Excerpts from a figure dataset

BEGIN

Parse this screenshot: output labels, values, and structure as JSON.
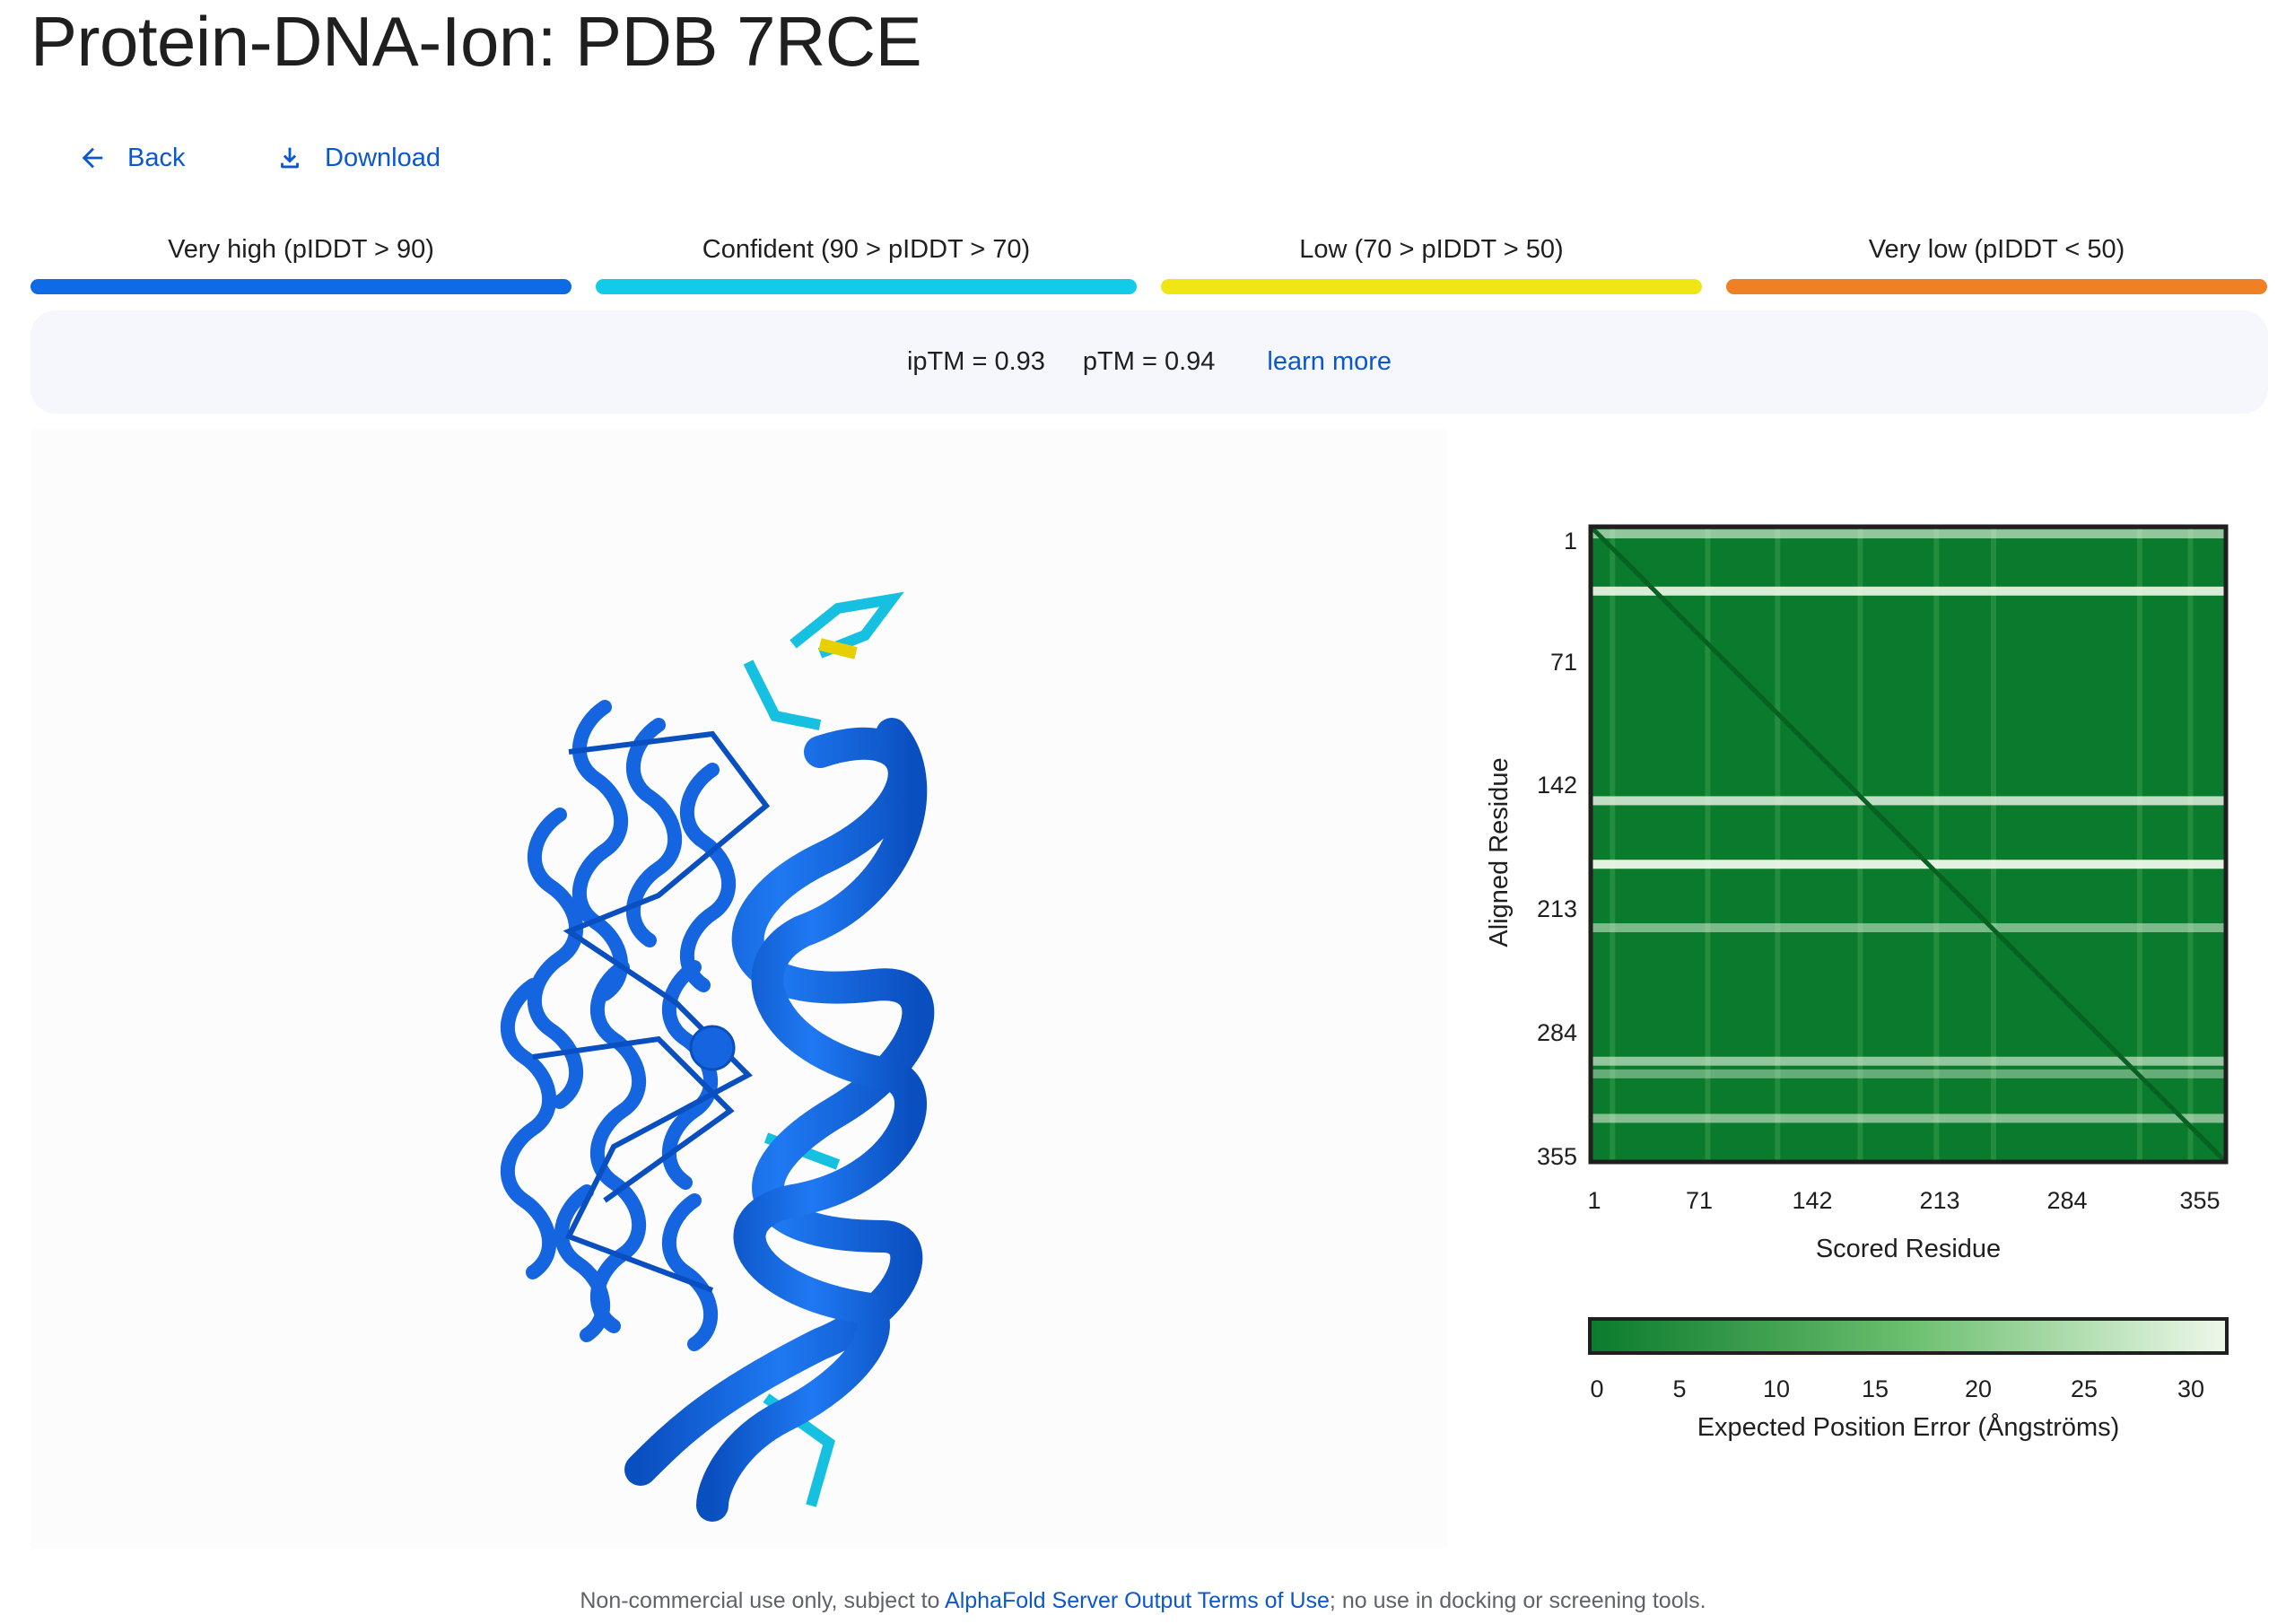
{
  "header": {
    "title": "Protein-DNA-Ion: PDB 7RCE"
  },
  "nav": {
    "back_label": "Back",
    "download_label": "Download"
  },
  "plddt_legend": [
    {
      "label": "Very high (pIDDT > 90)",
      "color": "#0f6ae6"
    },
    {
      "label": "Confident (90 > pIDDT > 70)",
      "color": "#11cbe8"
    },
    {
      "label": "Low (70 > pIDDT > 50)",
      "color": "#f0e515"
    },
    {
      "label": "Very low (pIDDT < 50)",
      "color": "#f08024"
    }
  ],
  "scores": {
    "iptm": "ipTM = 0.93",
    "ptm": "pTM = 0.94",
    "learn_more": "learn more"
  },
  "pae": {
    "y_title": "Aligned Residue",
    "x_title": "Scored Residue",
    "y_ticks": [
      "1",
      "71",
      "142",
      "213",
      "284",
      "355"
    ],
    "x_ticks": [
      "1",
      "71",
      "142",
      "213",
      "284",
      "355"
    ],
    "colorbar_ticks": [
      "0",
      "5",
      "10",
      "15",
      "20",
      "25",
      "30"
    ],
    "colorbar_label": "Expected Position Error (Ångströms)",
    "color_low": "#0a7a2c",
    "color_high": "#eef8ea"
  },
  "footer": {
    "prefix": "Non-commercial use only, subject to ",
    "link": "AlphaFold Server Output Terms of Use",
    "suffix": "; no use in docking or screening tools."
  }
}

END
BEGIN

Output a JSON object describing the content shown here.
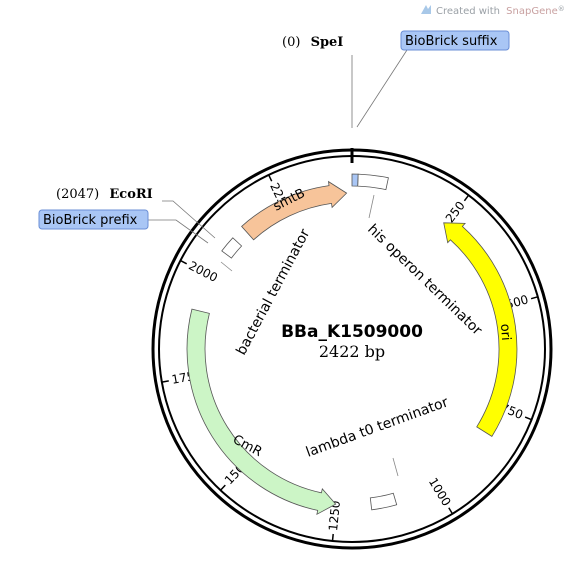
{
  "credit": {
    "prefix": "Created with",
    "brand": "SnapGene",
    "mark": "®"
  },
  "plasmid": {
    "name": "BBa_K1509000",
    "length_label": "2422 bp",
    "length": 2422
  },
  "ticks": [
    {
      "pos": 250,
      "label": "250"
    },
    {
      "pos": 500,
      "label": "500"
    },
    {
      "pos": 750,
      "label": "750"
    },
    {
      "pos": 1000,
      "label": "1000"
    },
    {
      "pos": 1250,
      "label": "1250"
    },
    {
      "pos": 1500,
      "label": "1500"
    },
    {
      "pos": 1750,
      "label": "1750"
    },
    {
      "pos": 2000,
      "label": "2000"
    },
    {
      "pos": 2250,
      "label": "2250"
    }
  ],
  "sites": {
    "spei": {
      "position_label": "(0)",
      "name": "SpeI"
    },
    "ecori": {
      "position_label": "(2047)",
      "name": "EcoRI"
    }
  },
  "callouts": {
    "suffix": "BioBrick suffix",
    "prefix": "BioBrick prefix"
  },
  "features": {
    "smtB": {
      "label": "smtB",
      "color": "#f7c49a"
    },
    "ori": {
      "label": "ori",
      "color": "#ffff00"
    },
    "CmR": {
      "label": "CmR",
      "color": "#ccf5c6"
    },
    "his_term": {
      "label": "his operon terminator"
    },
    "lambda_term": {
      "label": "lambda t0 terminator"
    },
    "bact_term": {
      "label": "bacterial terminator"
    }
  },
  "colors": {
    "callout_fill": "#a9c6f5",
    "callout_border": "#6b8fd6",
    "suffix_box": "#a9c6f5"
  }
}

END
BEGIN

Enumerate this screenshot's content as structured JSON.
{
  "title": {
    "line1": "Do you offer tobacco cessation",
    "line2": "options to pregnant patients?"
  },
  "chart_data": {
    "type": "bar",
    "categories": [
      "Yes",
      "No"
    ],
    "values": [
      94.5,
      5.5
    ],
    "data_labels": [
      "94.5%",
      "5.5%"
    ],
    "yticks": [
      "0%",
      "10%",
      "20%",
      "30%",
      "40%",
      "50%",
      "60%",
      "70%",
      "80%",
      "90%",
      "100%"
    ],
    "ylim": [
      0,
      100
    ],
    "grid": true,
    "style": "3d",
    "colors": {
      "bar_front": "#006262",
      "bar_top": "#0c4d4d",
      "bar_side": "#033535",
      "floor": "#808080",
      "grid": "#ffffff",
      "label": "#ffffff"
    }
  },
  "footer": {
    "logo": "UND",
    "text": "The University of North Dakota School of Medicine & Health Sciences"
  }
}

END

• [Problem]: Once each line with "JSON" in the entries is counted, state the total and nothing else.

• [Solution to this exercise]: 3